## Objective:
Please work out how many lines in the material contain "Επιπλέον" and give only that figure.

• • •

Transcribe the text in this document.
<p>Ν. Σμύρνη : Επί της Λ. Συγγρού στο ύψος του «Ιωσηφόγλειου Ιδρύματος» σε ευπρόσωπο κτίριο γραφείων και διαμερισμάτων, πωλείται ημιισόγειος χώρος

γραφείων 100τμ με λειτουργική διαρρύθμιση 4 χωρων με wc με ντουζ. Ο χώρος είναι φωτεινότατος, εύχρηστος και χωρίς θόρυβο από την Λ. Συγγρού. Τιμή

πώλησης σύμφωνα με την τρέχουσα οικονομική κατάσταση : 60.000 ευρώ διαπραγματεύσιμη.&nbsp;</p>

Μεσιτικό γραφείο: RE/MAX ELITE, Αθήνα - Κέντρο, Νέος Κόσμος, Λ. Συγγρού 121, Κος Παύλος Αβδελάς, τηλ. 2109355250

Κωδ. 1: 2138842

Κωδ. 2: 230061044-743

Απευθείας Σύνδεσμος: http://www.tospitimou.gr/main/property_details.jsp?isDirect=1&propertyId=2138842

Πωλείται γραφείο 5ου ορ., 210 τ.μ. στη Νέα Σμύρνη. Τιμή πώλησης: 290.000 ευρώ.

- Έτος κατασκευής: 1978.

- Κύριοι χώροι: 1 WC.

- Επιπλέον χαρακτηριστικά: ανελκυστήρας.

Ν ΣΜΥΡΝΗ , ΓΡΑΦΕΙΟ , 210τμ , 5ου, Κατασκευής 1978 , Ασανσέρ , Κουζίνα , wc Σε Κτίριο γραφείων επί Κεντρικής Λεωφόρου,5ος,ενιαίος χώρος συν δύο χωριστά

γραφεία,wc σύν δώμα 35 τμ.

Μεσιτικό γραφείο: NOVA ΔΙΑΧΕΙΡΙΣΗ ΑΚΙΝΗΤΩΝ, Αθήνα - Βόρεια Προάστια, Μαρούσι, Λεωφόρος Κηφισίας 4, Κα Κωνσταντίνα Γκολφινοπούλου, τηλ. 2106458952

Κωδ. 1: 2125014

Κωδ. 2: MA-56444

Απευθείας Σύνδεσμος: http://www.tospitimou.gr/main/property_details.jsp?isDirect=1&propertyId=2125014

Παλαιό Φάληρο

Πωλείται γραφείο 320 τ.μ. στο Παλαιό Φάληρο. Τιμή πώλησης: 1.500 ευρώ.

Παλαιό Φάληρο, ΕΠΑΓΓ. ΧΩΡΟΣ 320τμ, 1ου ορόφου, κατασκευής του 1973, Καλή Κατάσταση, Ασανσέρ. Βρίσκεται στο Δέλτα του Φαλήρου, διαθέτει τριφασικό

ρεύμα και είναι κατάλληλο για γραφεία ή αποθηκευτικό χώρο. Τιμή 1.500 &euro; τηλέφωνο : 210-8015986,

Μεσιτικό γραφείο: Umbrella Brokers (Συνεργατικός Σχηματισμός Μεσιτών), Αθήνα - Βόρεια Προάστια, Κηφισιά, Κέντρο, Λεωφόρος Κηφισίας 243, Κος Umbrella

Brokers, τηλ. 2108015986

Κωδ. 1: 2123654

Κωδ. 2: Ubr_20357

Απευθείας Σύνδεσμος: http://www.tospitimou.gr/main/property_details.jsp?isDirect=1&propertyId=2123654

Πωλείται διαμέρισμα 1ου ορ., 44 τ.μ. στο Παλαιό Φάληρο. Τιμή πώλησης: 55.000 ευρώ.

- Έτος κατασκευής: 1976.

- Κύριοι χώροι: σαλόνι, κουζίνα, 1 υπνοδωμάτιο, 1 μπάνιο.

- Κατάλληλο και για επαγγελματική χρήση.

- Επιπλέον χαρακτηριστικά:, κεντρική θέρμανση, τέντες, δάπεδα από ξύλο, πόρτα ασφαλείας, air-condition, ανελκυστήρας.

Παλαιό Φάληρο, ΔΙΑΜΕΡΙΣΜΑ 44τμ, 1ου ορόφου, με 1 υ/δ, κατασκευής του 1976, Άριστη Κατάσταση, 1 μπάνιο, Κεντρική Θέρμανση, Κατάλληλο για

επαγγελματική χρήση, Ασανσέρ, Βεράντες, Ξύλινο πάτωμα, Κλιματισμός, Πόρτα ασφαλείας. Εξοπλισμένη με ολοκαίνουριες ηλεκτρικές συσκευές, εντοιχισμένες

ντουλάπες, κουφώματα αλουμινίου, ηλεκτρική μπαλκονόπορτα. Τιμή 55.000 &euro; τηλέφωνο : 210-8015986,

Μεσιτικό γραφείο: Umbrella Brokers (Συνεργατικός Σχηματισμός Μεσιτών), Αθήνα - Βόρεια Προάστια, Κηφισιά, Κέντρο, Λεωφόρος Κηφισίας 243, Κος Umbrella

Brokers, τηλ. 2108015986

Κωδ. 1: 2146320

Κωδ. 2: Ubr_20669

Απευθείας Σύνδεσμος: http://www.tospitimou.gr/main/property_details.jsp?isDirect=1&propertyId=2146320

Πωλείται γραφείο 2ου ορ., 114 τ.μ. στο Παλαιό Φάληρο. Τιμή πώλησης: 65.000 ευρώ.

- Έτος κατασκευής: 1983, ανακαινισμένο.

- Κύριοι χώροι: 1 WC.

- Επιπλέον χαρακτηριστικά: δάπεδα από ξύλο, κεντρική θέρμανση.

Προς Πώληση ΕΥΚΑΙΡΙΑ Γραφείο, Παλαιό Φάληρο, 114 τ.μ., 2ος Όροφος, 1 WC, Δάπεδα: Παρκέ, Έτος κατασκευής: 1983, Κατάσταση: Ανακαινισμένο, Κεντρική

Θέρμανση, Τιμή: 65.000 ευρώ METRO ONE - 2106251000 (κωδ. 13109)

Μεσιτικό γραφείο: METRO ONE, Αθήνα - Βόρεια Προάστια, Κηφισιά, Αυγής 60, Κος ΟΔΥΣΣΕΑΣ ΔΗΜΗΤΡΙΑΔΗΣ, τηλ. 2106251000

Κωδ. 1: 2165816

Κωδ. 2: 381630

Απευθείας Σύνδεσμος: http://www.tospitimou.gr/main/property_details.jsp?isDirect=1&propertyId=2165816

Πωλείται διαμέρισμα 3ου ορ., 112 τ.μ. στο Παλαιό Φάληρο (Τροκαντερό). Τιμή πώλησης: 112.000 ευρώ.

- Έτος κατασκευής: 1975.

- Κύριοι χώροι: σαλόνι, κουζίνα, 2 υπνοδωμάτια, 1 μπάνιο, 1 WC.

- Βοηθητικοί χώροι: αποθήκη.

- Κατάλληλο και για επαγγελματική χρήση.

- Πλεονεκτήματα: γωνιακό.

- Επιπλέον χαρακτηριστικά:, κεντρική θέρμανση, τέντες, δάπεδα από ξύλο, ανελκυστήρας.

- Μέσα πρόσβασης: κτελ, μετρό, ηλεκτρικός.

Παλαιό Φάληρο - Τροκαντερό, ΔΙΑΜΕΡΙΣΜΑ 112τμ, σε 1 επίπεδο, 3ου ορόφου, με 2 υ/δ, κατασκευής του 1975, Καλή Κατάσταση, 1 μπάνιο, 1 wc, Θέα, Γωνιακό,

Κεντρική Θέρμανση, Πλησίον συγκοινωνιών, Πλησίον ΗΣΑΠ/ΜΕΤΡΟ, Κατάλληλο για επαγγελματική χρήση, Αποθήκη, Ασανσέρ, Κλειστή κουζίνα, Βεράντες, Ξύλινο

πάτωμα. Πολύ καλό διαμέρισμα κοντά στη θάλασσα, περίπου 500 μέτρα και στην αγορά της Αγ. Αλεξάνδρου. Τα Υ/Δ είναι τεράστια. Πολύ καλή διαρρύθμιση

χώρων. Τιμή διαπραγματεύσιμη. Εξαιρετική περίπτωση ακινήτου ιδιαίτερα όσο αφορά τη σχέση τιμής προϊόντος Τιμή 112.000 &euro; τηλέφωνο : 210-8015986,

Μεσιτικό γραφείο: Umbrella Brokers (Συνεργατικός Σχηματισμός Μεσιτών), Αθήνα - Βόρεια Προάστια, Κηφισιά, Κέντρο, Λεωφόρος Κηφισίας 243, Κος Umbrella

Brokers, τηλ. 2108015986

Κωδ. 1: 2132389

• • •

## Response to the exercise:
4